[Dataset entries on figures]
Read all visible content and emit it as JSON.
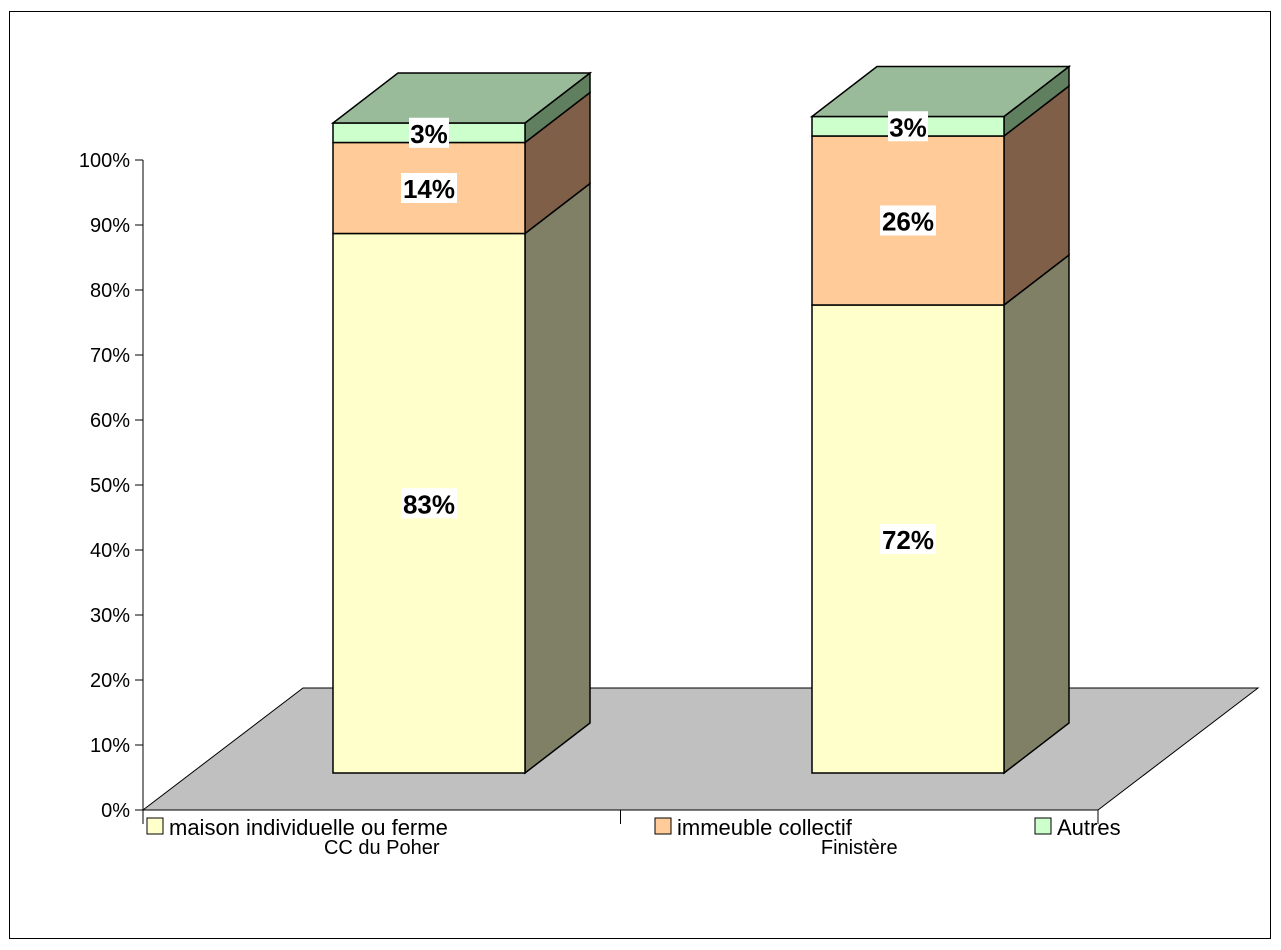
{
  "chart_data": {
    "type": "bar",
    "stacked": true,
    "three_d": true,
    "percent_stacked": true,
    "categories": [
      "CC du Poher",
      "Finistère"
    ],
    "series": [
      {
        "name": "maison individuelle ou ferme",
        "values": [
          83,
          72
        ],
        "labels": [
          "83%",
          "72%"
        ],
        "color": "#ffffcc",
        "side_color": "#808066"
      },
      {
        "name": "immeuble collectif",
        "values": [
          14,
          26
        ],
        "labels": [
          "14%",
          "26%"
        ],
        "color": "#ffcc99",
        "side_color": "#7f5f47"
      },
      {
        "name": "Autres",
        "values": [
          3,
          3
        ],
        "labels": [
          "3%",
          "3%"
        ],
        "color": "#ccffcc",
        "side_color": "#5f7f5f"
      }
    ],
    "y_ticks": [
      "0%",
      "10%",
      "20%",
      "30%",
      "40%",
      "50%",
      "60%",
      "70%",
      "80%",
      "90%",
      "100%"
    ],
    "ylim": [
      0,
      100
    ],
    "floor_color": "#c0c0c0",
    "top_color": "#99bb99",
    "grid": false,
    "legend_position": "bottom"
  }
}
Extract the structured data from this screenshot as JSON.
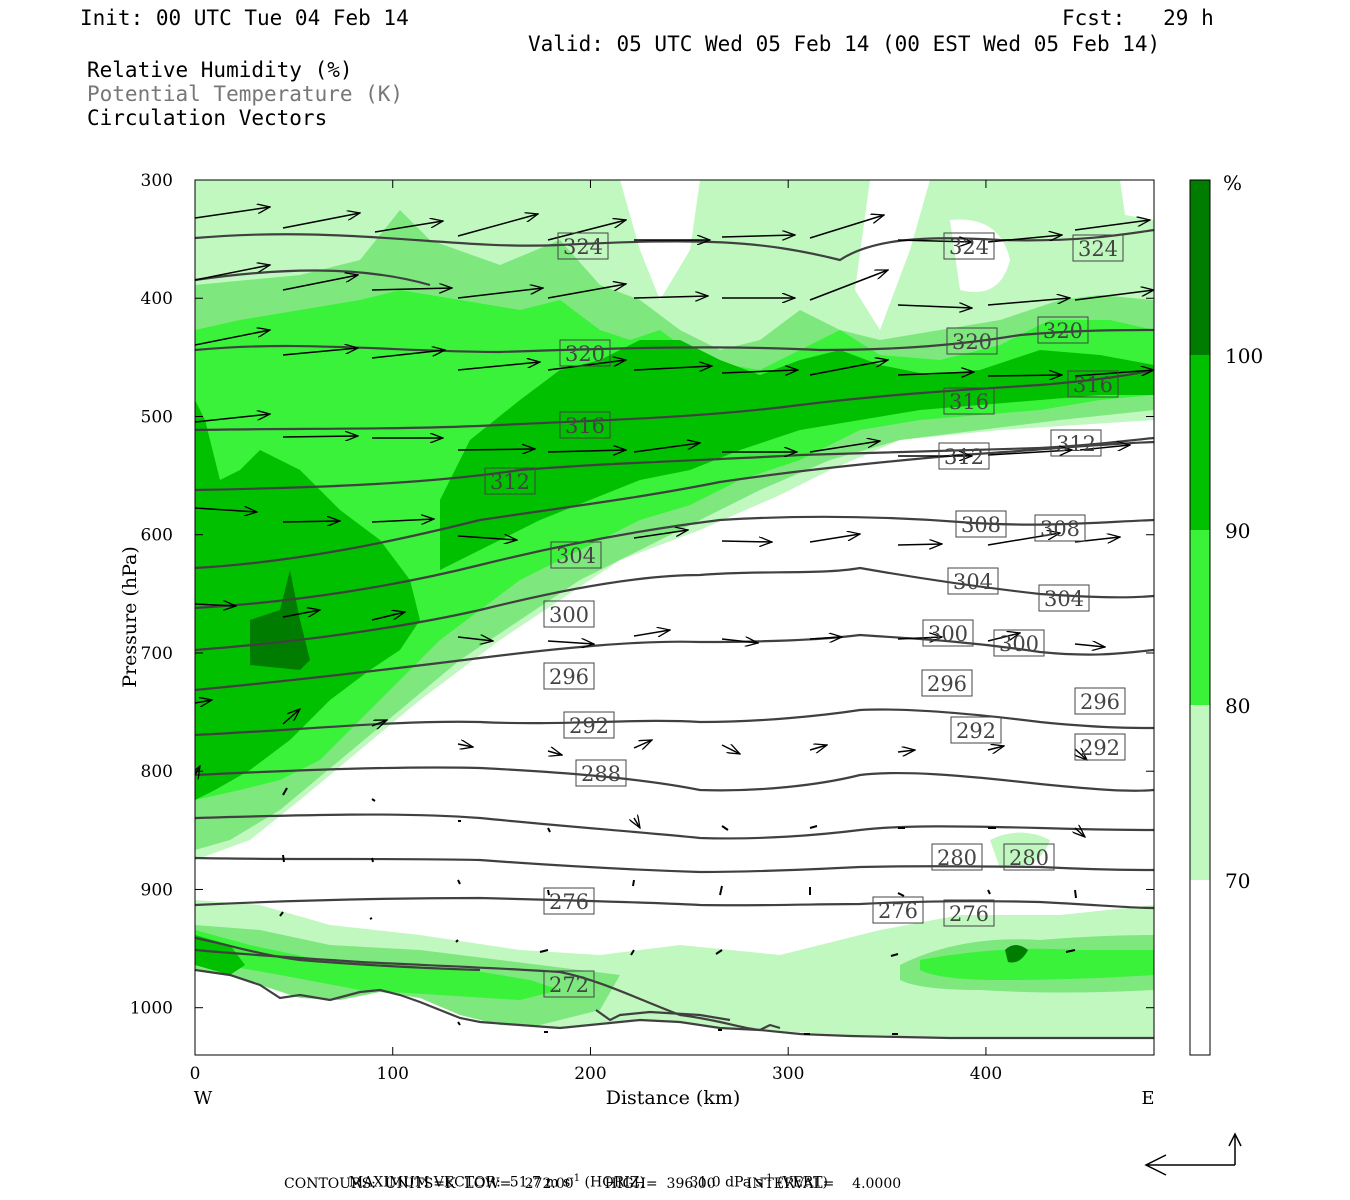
{
  "header": {
    "init": "Init: 00 UTC Tue 04 Feb 14",
    "fcst": "Fcst:   29 h",
    "valid": "Valid: 05 UTC Wed 05 Feb 14 (00 EST Wed 05 Feb 14)",
    "fields": [
      "Relative Humidity (%)",
      "Potential Temperature (K)",
      "Circulation Vectors"
    ]
  },
  "footer": {
    "max_vector_label": "MAXIMUM VECTOR:",
    "horiz": "51.7 m s",
    "horiz_sup": "-1",
    "horiz_unit": " (HORIZ)",
    "vert": "31.0 dPa s",
    "vert_sup": "-1",
    "vert_unit": " (VERT)",
    "contours": "CONTOURS:  UNITS=K  LOW=   272.00       HIGH=  396.00       INTERVAL=    4.0000"
  },
  "colors": {
    "rh_70_80": "#c0f8c0",
    "rh_80_90": "#7ee87e",
    "rh_90_100": "#39f239",
    "rh_100": "#00c000",
    "rh_max": "#007c00",
    "theta": "#404040"
  },
  "chart_data": {
    "type": "contour",
    "xlabel": "Distance (km)",
    "ylabel": "Pressure (hPa)",
    "x_ticks": [
      0,
      100,
      200,
      300,
      400
    ],
    "y_ticks": [
      300,
      400,
      500,
      600,
      700,
      800,
      900,
      1000
    ],
    "xlim": [
      0,
      485
    ],
    "ylim": [
      1040,
      300
    ],
    "x_end_labels": {
      "left": "W",
      "right": "E"
    },
    "colorbar": {
      "unit": "%",
      "levels": [
        70,
        80,
        90,
        100
      ],
      "colors": [
        "#ffffff",
        "#c0f8c0",
        "#39f239",
        "#00c000",
        "#007c00"
      ]
    },
    "theta_contours": [
      {
        "value": 324,
        "labels": [
          "324",
          "324",
          "324"
        ]
      },
      {
        "value": 320,
        "labels": [
          "320",
          "320",
          "320"
        ]
      },
      {
        "value": 316,
        "labels": [
          "316",
          "316",
          "316"
        ]
      },
      {
        "value": 312,
        "labels": [
          "312",
          "312",
          "312"
        ]
      },
      {
        "value": 308,
        "labels": [
          "308",
          "308"
        ]
      },
      {
        "value": 304,
        "labels": [
          "304",
          "304",
          "304"
        ]
      },
      {
        "value": 300,
        "labels": [
          "300",
          "300",
          "300"
        ]
      },
      {
        "value": 296,
        "labels": [
          "296",
          "296",
          "296"
        ]
      },
      {
        "value": 292,
        "labels": [
          "292",
          "292",
          "292"
        ]
      },
      {
        "value": 288,
        "labels": [
          "288"
        ]
      },
      {
        "value": 280,
        "labels": [
          "280",
          "280"
        ]
      },
      {
        "value": 276,
        "labels": [
          "276",
          "276",
          "276"
        ]
      },
      {
        "value": 272,
        "labels": [
          "272"
        ]
      }
    ]
  }
}
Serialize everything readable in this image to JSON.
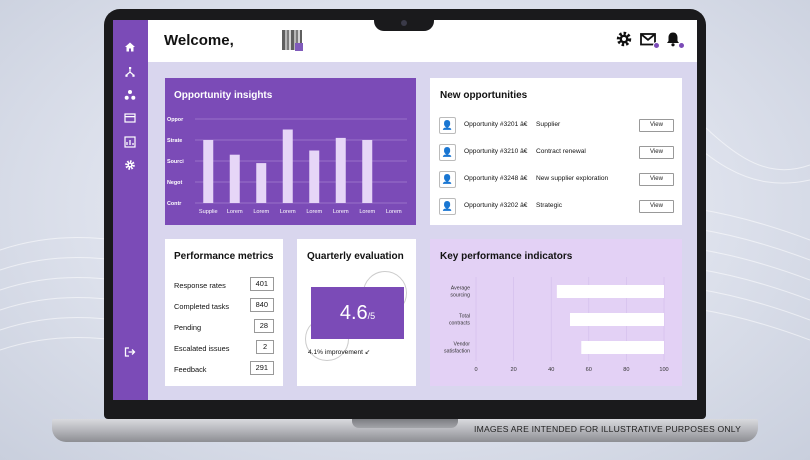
{
  "disclaimer": "IMAGES ARE INTENDED FOR ILLUSTRATIVE PURPOSES ONLY",
  "header": {
    "welcome": "Welcome,",
    "icons": [
      "gear-icon",
      "mail-icon",
      "bell-icon"
    ]
  },
  "sidebar": {
    "items": [
      "home-icon",
      "hierarchy-icon",
      "org-chart-icon",
      "card-icon",
      "chart-icon",
      "settings-icon"
    ],
    "logout": "logout-icon"
  },
  "colors": {
    "accent": "#7b4bb7",
    "kpi_bg": "#e3d1f5",
    "screen_bg": "#d9d6ee"
  },
  "opportunity_insights": {
    "title": "Opportunity insights",
    "chart_data": {
      "type": "bar",
      "title": "Opportunity insights",
      "y_categories": [
        "Oppor",
        "Strate",
        "Sourci",
        "Negot",
        "Contr"
      ],
      "categories": [
        "Supplie",
        "Lorem",
        "Lorem",
        "Lorem",
        "Lorem",
        "Lorem",
        "Lorem",
        "Lorem"
      ],
      "values": [
        3.0,
        2.3,
        1.9,
        3.5,
        2.5,
        3.1,
        3.0,
        0
      ],
      "grid": true
    }
  },
  "new_opportunities": {
    "title": "New opportunities",
    "rows": [
      {
        "name": "Opportunity #3201 â€",
        "category": "Supplier",
        "button": "View"
      },
      {
        "name": "Opportunity #3210 â€",
        "category": "Contract renewal",
        "button": "View"
      },
      {
        "name": "Opportunity #3248 â€",
        "category": "New supplier exploration",
        "button": "View"
      },
      {
        "name": "Opportunity #3202 â€",
        "category": "Strategic",
        "button": "View"
      }
    ]
  },
  "performance_metrics": {
    "title": "Performance metrics",
    "rows": [
      {
        "label": "Response rates",
        "value": "401"
      },
      {
        "label": "Completed tasks",
        "value": "840"
      },
      {
        "label": "Pending",
        "value": "28"
      },
      {
        "label": "Escalated issues",
        "value": "2"
      },
      {
        "label": "Feedback",
        "value": "291"
      }
    ]
  },
  "quarterly_evaluation": {
    "title": "Quarterly evaluation",
    "score": "4.6",
    "suffix": "/5",
    "improvement": "4.1% improvement ↙"
  },
  "kpi": {
    "title": "Key performance indicators",
    "chart_data": {
      "type": "bar",
      "orientation": "horizontal",
      "categories": [
        [
          "Average",
          "sourcing"
        ],
        [
          "Total",
          "contracts"
        ],
        [
          "Vendor",
          "satisfaction"
        ]
      ],
      "values": [
        57,
        50,
        44
      ],
      "xlim": [
        0,
        100
      ],
      "xticks": [
        "0",
        "20",
        "40",
        "60",
        "80",
        "100"
      ],
      "grid": true
    }
  }
}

• Your goal: Among the records above, find each line holding the string "type" and pull it out.

• Answer to this task:
    "type": "bar",
    "type": "contour",
      "type": "bar",
      "type": "bar",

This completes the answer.